Information supplied
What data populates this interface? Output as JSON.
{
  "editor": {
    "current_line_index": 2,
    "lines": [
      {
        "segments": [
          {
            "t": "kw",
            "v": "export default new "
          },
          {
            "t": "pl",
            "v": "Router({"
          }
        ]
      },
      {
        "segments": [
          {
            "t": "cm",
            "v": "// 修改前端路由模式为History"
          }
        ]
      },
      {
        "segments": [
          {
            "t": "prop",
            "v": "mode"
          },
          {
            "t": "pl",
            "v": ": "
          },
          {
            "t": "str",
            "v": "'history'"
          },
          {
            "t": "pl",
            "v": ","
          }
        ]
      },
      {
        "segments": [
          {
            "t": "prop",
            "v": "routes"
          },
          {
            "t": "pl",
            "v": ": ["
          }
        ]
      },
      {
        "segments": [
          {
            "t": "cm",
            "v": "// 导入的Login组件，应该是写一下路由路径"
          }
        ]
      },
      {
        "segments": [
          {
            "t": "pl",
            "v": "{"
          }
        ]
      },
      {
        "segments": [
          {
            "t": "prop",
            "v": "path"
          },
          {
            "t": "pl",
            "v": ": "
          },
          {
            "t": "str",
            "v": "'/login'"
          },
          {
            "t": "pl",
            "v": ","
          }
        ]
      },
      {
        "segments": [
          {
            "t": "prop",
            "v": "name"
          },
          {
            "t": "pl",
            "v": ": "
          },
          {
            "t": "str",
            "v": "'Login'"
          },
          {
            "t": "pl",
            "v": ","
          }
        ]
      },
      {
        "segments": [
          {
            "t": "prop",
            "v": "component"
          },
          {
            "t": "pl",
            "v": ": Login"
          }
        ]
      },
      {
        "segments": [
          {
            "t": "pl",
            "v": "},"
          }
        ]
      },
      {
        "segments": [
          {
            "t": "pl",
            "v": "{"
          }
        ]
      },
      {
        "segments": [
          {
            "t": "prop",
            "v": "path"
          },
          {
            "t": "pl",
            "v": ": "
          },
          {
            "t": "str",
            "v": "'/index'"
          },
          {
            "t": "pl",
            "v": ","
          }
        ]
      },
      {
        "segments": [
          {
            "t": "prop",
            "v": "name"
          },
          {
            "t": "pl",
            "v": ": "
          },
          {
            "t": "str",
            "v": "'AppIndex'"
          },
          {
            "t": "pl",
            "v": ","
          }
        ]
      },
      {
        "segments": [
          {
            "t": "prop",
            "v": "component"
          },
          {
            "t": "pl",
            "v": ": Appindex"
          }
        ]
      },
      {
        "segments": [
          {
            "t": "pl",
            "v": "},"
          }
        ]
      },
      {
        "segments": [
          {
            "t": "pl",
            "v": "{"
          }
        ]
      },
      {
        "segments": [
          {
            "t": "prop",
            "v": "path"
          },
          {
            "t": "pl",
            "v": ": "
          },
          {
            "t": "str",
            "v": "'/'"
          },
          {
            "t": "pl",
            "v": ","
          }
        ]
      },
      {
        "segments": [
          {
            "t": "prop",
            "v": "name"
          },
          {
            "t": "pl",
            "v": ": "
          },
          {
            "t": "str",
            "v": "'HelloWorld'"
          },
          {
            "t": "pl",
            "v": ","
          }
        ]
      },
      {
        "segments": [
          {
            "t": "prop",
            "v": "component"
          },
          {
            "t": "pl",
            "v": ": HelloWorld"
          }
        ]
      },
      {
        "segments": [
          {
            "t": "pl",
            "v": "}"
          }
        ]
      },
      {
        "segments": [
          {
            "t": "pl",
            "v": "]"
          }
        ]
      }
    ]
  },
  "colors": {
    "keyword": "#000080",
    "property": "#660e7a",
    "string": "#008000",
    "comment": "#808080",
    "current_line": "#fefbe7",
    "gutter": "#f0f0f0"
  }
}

Task to carry out
Can you give every line above again, exactly as written?

Correct answer
What data populates this interface? Output as JSON.
{
  "editor": {
    "current_line_index": 2,
    "lines": [
      {
        "segments": [
          {
            "t": "kw",
            "v": "export default new "
          },
          {
            "t": "pl",
            "v": "Router({"
          }
        ]
      },
      {
        "segments": [
          {
            "t": "cm",
            "v": "// 修改前端路由模式为History"
          }
        ]
      },
      {
        "segments": [
          {
            "t": "prop",
            "v": "mode"
          },
          {
            "t": "pl",
            "v": ": "
          },
          {
            "t": "str",
            "v": "'history'"
          },
          {
            "t": "pl",
            "v": ","
          }
        ]
      },
      {
        "segments": [
          {
            "t": "prop",
            "v": "routes"
          },
          {
            "t": "pl",
            "v": ": ["
          }
        ]
      },
      {
        "segments": [
          {
            "t": "cm",
            "v": "// 导入的Login组件，应该是写一下路由路径"
          }
        ]
      },
      {
        "segments": [
          {
            "t": "pl",
            "v": "{"
          }
        ]
      },
      {
        "segments": [
          {
            "t": "prop",
            "v": "path"
          },
          {
            "t": "pl",
            "v": ": "
          },
          {
            "t": "str",
            "v": "'/login'"
          },
          {
            "t": "pl",
            "v": ","
          }
        ]
      },
      {
        "segments": [
          {
            "t": "prop",
            "v": "name"
          },
          {
            "t": "pl",
            "v": ": "
          },
          {
            "t": "str",
            "v": "'Login'"
          },
          {
            "t": "pl",
            "v": ","
          }
        ]
      },
      {
        "segments": [
          {
            "t": "prop",
            "v": "component"
          },
          {
            "t": "pl",
            "v": ": Login"
          }
        ]
      },
      {
        "segments": [
          {
            "t": "pl",
            "v": "},"
          }
        ]
      },
      {
        "segments": [
          {
            "t": "pl",
            "v": "{"
          }
        ]
      },
      {
        "segments": [
          {
            "t": "prop",
            "v": "path"
          },
          {
            "t": "pl",
            "v": ": "
          },
          {
            "t": "str",
            "v": "'/index'"
          },
          {
            "t": "pl",
            "v": ","
          }
        ]
      },
      {
        "segments": [
          {
            "t": "prop",
            "v": "name"
          },
          {
            "t": "pl",
            "v": ": "
          },
          {
            "t": "str",
            "v": "'AppIndex'"
          },
          {
            "t": "pl",
            "v": ","
          }
        ]
      },
      {
        "segments": [
          {
            "t": "prop",
            "v": "component"
          },
          {
            "t": "pl",
            "v": ": Appindex"
          }
        ]
      },
      {
        "segments": [
          {
            "t": "pl",
            "v": "},"
          }
        ]
      },
      {
        "segments": [
          {
            "t": "pl",
            "v": "{"
          }
        ]
      },
      {
        "segments": [
          {
            "t": "prop",
            "v": "path"
          },
          {
            "t": "pl",
            "v": ": "
          },
          {
            "t": "str",
            "v": "'/'"
          },
          {
            "t": "pl",
            "v": ","
          }
        ]
      },
      {
        "segments": [
          {
            "t": "prop",
            "v": "name"
          },
          {
            "t": "pl",
            "v": ": "
          },
          {
            "t": "str",
            "v": "'HelloWorld'"
          },
          {
            "t": "pl",
            "v": ","
          }
        ]
      },
      {
        "segments": [
          {
            "t": "prop",
            "v": "component"
          },
          {
            "t": "pl",
            "v": ": HelloWorld"
          }
        ]
      },
      {
        "segments": [
          {
            "t": "pl",
            "v": "}"
          }
        ]
      },
      {
        "segments": [
          {
            "t": "pl",
            "v": "]"
          }
        ]
      }
    ]
  },
  "colors": {
    "keyword": "#000080",
    "property": "#660e7a",
    "string": "#008000",
    "comment": "#808080",
    "current_line": "#fefbe7",
    "gutter": "#f0f0f0"
  }
}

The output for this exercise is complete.